* [Stated problem]:
Extract, from the listing that follows, each line containing the word "Organizer".

* [Dataset content]:
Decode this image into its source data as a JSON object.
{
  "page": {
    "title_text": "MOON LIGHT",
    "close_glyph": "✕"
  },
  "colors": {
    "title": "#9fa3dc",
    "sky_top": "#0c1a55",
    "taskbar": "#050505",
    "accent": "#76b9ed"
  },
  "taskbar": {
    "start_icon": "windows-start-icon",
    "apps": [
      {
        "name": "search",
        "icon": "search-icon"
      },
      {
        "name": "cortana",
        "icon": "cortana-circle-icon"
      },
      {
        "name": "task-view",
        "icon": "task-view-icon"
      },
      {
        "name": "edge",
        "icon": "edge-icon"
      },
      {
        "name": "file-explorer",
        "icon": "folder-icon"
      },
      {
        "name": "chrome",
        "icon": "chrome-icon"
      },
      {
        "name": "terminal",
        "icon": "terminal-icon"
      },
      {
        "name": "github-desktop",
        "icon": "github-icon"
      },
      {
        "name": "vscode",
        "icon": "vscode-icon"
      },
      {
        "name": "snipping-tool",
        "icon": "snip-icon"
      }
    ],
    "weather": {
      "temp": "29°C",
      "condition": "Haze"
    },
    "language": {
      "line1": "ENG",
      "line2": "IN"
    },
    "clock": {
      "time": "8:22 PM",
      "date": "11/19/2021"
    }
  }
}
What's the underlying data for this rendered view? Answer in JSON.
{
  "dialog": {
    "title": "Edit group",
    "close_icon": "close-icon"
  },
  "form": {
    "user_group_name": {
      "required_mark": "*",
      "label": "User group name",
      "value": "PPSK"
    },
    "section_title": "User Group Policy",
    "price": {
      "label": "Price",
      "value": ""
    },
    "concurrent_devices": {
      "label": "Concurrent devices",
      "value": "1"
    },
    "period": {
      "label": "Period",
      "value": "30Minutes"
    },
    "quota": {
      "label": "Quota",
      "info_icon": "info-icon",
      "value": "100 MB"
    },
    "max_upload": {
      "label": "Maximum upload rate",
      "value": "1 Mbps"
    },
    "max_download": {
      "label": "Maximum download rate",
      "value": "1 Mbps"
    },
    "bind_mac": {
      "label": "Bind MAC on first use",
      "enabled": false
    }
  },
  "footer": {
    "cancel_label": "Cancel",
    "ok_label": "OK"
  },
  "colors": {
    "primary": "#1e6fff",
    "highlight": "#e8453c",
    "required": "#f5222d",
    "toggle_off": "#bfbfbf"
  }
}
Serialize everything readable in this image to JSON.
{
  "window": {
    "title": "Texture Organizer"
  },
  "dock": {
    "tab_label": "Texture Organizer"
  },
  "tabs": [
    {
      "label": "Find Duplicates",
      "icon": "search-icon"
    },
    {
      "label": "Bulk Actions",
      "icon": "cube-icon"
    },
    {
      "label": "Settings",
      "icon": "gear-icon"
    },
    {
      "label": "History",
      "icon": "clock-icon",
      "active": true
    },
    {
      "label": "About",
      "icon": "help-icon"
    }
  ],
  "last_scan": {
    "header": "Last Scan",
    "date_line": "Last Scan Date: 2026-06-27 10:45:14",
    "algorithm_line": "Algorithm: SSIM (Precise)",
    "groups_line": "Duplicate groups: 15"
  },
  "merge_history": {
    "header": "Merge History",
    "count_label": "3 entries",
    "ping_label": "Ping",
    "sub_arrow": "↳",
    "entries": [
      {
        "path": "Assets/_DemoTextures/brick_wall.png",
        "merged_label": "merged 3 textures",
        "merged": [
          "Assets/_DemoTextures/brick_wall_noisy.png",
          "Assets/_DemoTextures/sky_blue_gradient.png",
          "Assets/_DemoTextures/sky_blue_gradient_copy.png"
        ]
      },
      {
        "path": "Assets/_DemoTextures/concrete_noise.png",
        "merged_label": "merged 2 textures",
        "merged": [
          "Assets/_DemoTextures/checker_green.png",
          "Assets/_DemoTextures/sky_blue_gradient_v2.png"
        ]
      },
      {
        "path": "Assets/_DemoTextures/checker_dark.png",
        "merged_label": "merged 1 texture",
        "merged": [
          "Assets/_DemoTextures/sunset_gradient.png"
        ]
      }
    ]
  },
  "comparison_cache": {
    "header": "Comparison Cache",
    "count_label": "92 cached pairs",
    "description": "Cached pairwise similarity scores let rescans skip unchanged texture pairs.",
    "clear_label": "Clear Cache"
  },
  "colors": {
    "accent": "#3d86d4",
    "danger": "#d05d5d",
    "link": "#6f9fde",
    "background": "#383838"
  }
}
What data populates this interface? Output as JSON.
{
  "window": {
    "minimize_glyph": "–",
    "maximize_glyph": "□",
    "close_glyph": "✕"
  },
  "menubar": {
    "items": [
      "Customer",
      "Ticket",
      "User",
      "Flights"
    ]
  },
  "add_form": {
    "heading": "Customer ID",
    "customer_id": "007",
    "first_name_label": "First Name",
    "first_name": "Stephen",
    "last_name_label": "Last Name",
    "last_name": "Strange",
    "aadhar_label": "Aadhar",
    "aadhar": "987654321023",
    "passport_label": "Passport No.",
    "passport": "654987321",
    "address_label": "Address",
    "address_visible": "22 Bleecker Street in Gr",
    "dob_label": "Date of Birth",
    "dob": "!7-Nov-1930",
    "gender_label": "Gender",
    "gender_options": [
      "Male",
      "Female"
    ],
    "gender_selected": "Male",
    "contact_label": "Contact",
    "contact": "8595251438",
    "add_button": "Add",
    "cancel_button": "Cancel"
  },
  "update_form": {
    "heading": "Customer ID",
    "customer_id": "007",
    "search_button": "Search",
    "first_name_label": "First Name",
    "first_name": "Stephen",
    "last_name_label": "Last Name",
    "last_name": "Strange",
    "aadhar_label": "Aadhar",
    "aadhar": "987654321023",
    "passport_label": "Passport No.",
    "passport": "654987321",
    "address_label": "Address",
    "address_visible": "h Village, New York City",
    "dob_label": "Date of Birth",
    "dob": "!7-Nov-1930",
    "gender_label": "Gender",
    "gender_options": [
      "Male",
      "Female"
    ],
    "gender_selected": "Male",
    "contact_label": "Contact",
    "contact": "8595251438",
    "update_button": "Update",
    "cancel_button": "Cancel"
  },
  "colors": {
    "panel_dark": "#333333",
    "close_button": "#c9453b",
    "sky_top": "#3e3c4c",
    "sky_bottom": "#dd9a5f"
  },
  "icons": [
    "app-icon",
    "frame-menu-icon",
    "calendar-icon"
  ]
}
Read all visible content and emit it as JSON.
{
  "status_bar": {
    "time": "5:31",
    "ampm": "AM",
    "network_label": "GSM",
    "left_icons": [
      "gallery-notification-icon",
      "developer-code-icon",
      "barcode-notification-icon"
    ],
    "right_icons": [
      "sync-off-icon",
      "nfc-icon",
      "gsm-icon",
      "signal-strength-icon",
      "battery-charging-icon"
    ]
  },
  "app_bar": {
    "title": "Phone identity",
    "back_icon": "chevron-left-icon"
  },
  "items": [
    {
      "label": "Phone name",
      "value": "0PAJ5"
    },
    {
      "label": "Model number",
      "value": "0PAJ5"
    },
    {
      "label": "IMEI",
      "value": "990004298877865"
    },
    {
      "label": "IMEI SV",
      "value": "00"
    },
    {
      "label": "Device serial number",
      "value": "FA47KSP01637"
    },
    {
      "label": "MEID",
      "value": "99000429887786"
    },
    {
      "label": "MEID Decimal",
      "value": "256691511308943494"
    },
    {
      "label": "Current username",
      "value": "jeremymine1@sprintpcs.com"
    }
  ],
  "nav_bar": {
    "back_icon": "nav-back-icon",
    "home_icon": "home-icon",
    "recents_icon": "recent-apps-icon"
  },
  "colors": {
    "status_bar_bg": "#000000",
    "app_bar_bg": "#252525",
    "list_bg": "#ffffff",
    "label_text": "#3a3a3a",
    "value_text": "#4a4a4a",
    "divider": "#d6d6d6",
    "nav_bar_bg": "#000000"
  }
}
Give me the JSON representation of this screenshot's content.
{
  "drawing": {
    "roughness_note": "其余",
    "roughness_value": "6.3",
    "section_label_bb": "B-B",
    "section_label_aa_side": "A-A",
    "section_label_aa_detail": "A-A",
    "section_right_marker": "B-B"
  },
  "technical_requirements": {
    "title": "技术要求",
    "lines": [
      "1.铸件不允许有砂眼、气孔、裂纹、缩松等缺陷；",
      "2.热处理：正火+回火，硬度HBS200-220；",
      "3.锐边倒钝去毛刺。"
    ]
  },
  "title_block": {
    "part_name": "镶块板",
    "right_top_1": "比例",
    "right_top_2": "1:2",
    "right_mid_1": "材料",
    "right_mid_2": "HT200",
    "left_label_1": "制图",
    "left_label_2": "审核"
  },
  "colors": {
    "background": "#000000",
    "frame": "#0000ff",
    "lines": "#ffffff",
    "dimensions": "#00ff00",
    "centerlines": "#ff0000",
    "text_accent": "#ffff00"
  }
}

* [Solved problem]:
    "title": "Texture Organizer"
    "tab_label": "Texture Organizer"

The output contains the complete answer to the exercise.